### TASK TO COMPLETE
Count the lines that hold the string "décembre". Reply with the number alone.

(Records)

********

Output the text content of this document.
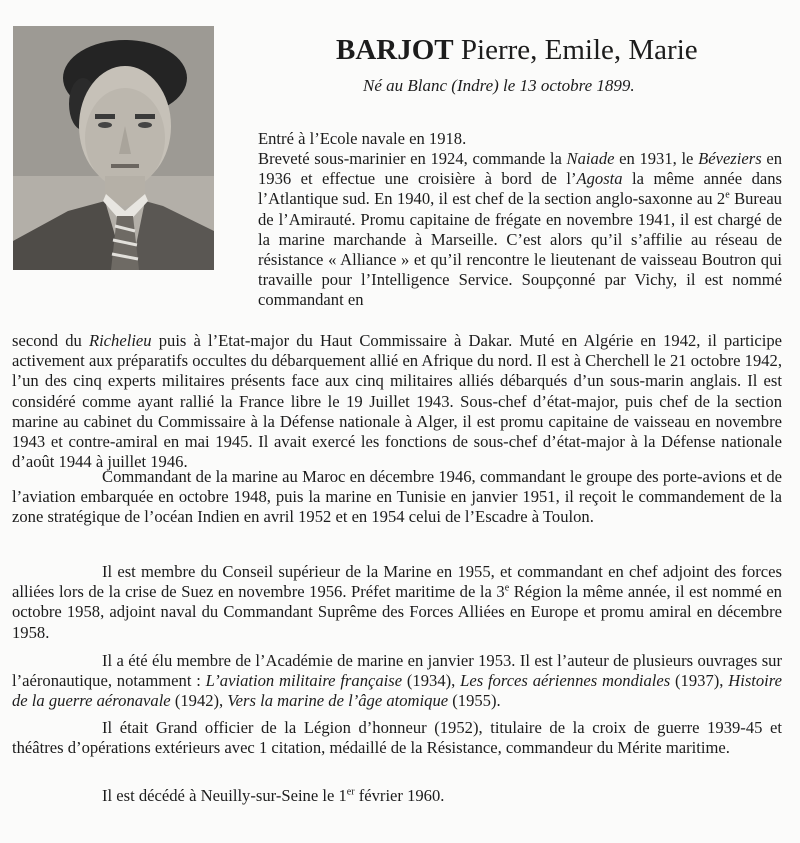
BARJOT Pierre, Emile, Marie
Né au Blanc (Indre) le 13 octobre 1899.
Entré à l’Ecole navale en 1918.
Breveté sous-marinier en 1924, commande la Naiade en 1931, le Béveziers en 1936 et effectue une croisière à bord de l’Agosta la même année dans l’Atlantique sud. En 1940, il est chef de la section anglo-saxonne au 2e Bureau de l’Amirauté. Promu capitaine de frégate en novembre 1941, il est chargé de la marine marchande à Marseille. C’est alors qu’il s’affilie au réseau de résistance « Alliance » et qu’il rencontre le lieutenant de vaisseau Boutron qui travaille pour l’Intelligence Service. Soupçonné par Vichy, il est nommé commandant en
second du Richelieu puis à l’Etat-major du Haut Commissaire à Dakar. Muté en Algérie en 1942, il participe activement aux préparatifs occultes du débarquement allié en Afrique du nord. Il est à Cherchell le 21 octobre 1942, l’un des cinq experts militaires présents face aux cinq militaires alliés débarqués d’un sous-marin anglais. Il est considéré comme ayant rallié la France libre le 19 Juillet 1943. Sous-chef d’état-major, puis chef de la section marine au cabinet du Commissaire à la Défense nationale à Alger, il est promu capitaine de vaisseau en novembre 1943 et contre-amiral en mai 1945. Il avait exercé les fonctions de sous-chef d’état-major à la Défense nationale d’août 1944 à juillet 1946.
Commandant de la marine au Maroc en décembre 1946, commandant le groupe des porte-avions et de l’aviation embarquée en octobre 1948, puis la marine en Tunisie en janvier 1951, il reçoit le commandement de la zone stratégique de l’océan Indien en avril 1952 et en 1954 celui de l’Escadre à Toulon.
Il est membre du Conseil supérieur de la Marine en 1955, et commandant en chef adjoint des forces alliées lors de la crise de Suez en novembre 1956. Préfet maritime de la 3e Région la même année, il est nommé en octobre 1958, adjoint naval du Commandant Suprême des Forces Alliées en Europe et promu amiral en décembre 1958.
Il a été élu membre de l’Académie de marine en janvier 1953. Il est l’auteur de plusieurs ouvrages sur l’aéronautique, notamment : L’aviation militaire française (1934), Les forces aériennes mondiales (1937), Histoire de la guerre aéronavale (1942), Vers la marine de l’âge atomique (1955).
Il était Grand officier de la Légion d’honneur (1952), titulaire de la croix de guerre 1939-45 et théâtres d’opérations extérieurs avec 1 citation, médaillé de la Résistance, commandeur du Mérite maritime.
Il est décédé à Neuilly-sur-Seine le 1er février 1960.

********

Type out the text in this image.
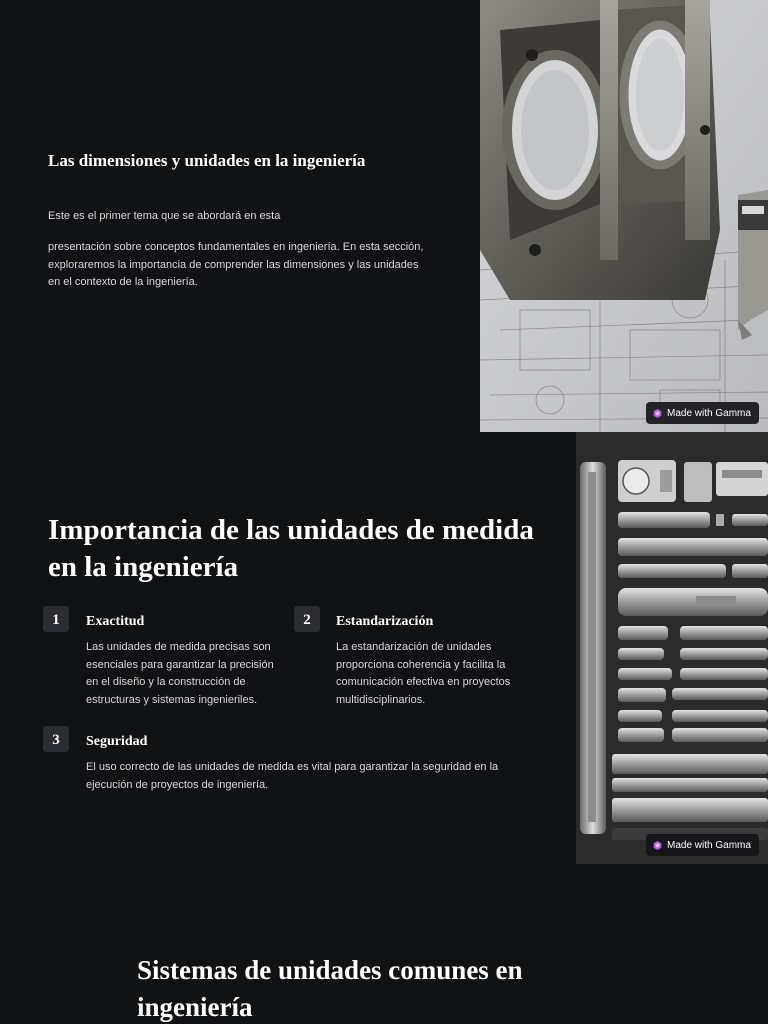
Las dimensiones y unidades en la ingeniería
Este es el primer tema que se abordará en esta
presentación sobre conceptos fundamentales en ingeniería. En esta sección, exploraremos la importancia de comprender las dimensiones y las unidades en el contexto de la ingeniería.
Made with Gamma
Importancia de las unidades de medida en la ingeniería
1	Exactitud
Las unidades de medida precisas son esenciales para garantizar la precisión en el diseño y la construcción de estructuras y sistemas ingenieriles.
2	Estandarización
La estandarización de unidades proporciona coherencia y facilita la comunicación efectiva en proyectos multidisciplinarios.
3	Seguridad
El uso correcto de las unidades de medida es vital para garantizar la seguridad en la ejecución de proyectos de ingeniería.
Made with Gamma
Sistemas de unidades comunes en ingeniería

********

### SOLUTION
2